[[ Passage shown open ]]
The COROS APEX 4, while not perfect, did much better than the APEX 2 Pro in my 2023 test. The Garmin Forerunner 970, on the other hand, actually did better in my original hands-on testing, only differing by one step after 10,000. Either that was a fluke, or my first test today was; it did significantly better for the second test. And Polar is another fitness brand that lived up to my expectations.
I have no idea why the Suunto Race 2 did so unbelievably badly; it was perfectly accurate in the run test, as you’ll see, but ignored thousands of walked steps, whether it was on my wrist or higher up my arm.
The Galaxy Watch 8 Cl***ic results were more clearly off than I’d expect from a major brand, but Samsung has never done especially well in past step test, either.
The Pixel Watch 4, by contrast, did much better than my Fitbit Sense two years ago…at least at first. During the second test, the Fitbit app refused to track any new steps, then subtracted about 4,000 steps when I got home. I think this was just a weird bug, but it means I can’t rank Google’s watch properly.
[[ Passage shown closed ]]
Task instructions |
[A] Decide whether each statement agrees with the smartwatch step-test passage, answering yes or no and quoting the words that settle it: (i) The Suunto Race 2 was accurate in the run test. (ii) The Garmin Forerunner 970 did worse in the original hands-on testing. (iii) The Fitbit app added about 4,000 steps when the writer got home.
[B] Write the next part of the smartwatch step-test passage, picking up after its final sentence.
[[ Provided material open ]]
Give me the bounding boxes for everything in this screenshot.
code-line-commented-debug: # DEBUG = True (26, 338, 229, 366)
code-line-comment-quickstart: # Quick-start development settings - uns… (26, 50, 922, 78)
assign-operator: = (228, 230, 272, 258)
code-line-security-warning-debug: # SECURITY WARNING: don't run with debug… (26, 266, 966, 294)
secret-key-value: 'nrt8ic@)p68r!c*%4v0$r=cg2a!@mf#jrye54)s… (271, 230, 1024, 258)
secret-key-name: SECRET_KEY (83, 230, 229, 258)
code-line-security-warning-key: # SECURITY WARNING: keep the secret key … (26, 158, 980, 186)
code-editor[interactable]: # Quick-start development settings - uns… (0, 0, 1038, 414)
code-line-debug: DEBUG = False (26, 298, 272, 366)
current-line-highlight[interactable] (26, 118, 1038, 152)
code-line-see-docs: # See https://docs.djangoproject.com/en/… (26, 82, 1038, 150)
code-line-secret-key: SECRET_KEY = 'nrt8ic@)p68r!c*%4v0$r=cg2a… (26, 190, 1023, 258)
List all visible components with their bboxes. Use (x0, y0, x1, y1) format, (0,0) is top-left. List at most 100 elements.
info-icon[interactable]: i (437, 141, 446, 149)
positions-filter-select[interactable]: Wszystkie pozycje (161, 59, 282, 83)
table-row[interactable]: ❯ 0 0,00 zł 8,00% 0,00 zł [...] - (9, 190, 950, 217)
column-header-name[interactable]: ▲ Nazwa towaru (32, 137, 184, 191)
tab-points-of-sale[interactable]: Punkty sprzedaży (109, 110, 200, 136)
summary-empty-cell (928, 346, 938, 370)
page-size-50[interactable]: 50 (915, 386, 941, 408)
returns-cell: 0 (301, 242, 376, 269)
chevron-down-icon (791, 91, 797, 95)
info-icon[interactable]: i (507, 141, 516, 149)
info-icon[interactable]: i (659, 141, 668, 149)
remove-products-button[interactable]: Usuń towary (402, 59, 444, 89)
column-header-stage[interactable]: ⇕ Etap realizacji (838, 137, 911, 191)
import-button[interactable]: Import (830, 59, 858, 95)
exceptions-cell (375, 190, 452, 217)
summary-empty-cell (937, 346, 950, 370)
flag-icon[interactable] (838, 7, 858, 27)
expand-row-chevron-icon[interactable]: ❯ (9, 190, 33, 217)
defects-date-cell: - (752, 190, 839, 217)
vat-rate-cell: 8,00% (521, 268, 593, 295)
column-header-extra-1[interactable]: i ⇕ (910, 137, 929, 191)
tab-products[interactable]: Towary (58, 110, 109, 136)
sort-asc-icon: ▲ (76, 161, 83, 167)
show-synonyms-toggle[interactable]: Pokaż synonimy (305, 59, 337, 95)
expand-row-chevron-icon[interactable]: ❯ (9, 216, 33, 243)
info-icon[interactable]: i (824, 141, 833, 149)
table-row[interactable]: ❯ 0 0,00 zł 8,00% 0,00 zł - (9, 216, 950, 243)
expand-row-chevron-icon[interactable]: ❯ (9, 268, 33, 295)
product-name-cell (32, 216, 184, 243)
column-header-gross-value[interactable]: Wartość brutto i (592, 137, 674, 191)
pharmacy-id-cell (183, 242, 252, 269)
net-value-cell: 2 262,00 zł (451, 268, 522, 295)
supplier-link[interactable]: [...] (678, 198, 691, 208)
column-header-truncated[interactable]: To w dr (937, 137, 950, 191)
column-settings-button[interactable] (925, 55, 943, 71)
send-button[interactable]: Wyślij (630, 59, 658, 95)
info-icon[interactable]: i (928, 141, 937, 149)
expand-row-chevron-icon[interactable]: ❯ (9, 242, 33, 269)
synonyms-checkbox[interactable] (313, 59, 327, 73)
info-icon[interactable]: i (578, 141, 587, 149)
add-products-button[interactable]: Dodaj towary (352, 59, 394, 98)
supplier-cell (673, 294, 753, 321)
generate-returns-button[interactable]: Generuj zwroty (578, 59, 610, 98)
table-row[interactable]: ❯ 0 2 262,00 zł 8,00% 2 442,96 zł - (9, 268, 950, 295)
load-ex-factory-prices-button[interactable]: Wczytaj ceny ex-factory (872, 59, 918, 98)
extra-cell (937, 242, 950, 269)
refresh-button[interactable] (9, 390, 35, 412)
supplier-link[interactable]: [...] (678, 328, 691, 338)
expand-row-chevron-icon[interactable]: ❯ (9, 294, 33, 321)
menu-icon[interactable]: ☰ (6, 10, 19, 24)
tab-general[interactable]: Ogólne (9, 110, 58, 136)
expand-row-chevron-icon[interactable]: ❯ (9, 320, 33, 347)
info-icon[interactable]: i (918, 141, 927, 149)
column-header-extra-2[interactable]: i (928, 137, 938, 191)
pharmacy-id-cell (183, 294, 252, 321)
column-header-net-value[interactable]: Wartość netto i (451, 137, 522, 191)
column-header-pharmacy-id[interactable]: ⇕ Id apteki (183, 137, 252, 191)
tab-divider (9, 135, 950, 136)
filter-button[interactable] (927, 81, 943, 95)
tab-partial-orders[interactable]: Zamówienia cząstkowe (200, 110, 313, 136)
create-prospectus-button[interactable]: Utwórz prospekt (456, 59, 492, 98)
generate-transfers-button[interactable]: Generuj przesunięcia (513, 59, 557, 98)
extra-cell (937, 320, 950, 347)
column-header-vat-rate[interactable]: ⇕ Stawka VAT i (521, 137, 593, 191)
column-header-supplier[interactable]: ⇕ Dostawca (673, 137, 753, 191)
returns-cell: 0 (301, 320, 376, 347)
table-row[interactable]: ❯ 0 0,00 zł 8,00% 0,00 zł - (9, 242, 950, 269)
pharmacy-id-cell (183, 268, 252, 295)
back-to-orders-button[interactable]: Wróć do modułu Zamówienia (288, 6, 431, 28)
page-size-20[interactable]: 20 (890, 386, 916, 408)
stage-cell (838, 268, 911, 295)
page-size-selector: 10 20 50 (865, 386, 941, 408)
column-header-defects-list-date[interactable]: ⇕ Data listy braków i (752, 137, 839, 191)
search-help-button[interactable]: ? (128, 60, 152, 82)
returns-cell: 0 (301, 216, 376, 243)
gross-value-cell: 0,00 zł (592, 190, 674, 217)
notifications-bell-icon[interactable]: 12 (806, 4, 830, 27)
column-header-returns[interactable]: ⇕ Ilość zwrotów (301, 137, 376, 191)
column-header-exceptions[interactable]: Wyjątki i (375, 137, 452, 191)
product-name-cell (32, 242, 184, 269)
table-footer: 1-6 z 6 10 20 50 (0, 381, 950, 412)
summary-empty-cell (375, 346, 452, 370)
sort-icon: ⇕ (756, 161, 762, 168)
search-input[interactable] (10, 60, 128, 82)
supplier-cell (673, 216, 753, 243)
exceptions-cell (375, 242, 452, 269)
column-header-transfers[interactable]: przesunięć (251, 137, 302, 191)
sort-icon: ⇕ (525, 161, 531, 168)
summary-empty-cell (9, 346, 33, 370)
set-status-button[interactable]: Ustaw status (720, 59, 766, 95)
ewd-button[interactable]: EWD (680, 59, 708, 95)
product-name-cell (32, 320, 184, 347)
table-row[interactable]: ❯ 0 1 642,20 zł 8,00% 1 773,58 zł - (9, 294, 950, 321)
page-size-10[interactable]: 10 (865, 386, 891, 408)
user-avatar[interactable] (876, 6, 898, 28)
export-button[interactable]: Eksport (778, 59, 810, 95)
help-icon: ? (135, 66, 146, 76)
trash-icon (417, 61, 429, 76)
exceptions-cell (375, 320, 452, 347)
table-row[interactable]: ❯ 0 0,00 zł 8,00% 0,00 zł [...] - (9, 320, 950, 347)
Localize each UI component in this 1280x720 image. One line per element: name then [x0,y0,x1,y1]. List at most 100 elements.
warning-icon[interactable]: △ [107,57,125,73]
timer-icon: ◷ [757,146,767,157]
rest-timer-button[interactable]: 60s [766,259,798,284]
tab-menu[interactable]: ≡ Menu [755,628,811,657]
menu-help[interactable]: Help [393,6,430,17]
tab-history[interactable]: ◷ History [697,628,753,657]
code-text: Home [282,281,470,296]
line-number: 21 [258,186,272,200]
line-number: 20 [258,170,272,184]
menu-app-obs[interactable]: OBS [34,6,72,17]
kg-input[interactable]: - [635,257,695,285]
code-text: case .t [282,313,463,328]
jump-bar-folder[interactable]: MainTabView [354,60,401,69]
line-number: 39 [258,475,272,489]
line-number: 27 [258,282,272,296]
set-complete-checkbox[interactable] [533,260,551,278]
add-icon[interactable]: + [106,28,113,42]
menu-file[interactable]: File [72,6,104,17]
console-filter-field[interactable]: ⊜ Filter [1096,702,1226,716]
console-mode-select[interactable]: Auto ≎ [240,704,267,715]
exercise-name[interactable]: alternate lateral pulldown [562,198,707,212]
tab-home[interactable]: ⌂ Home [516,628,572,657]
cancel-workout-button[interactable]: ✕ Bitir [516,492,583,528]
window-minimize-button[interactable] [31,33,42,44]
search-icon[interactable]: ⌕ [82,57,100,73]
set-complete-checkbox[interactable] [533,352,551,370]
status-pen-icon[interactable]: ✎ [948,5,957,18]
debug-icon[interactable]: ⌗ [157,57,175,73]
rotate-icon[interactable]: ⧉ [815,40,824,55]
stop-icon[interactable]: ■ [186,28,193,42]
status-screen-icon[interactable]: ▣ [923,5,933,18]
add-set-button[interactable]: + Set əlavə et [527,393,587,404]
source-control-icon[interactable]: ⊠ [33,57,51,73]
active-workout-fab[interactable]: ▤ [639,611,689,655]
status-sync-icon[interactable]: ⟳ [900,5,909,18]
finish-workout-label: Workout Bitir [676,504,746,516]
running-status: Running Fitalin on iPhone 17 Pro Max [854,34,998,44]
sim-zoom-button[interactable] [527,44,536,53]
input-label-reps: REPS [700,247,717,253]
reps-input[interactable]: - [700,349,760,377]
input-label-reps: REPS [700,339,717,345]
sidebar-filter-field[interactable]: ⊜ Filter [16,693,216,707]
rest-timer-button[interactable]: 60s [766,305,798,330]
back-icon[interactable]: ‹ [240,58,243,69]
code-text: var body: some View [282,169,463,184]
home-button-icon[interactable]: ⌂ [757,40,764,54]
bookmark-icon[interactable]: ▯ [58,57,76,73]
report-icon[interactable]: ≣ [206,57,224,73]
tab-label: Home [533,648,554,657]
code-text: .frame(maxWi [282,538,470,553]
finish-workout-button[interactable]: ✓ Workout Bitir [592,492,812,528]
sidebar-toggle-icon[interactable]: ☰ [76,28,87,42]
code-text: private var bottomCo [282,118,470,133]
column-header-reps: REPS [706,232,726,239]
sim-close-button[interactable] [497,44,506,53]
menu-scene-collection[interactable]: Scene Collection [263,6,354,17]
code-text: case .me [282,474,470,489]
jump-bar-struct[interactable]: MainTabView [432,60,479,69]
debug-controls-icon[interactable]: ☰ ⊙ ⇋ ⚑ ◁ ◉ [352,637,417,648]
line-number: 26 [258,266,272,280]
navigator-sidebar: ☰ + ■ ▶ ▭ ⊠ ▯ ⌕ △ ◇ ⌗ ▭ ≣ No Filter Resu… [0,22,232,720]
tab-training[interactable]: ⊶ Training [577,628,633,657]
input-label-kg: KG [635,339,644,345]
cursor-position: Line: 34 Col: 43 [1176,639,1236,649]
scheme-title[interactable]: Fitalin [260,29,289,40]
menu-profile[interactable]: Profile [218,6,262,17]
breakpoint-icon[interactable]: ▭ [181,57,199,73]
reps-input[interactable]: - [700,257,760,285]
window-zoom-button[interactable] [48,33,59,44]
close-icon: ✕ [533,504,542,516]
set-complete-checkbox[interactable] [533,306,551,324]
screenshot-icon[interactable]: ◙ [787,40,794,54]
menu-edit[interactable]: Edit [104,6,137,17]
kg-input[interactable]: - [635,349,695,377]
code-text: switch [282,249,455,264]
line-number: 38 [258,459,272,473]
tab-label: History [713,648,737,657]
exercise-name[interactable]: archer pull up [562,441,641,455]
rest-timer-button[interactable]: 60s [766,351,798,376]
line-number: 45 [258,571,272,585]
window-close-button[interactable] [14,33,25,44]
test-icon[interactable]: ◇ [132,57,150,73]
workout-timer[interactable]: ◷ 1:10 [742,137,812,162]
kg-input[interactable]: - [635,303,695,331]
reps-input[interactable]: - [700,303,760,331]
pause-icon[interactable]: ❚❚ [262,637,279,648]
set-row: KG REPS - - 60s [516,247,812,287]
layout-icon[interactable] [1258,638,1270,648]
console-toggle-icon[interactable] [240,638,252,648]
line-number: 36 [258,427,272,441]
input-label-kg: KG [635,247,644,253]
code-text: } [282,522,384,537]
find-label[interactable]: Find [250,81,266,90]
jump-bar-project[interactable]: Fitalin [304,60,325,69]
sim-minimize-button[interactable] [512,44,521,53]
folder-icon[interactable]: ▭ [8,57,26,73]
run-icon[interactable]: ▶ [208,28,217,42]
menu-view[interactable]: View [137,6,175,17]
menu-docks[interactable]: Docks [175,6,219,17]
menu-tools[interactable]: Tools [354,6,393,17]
[[ Provided material closed ]]
Numbered answers |
[A]
(i) Yes: "it was perfectly accurate in the run test"
(ii) No: "actually did better in my original hands-on testing, only differing by one step after 10,000"
(iii) No: "then subtracted about 4,000 steps when I got home"

[B]
Test 3: Step count while jogging
Fitness watch model | Running test (5,000 steps) |
|---|---|
Amazfit Active 2 | 4,995 (-5) |
Apple Watch Ultra 2 | 4,977 (-23) |
COROS APEX 4 | 4,966 (+34) |
Garmin Forerunner 970 | 5,027 (+27) |
Google Pixel Watch 4 | 5,010 (+10) |
OnePlus Watch 2R | 5,004 (+4) |
Polar Vantage V3 | 4,984 (-16) |
Samsung Galaxy Watch 8 Cl***ic | 4,998 (-2) |
Suunto Race 2 | 4,992 (-8) |
Withings ScanWatch 2 | 4,994 (-6) |
For this test, every single watch met the quality standard I expected, even the fairly mediocre (Withings ScanWatch 2) or poor-performing (Suunto Race 2) watches from the first two tests.
I think it’s just easier for watches’ accelerometers and gyroscopes to detect the deliberate, consistent motions of a running stride than the subtler, more ambiguous arm motions during walking.
An accidental test: Pocket step tracking
For my last walking test, since the forecast showed imminent rain, I wore five watches and kept the other five in my pocket so I could swap quickly. This led to a fun surprise when I realized some watches had tracked close to 5,000 steps from my pocket!
To be specific, the Forerunner 970 tracked 5,037 steps, the APEX 4 had 5,041, and the Ultra 2 showed 5,088. Other watches tracked far fewer steps, like Samsung (~2,000) and OnePlus (~3,000), but I won’t hold that against these brands; I can hardly say it was a fair test.
I still find it exciting, though, because I’ve spoken to several people, including my brother-in-law, who complain about how inaccurate their step counts are when pushing a stroller or hiking with a trekking pole, as their arm movement isn’t a “normal” step motion. But based on this test, putting your smartwatch in your pocket might be a useful workaround, depending on the brand!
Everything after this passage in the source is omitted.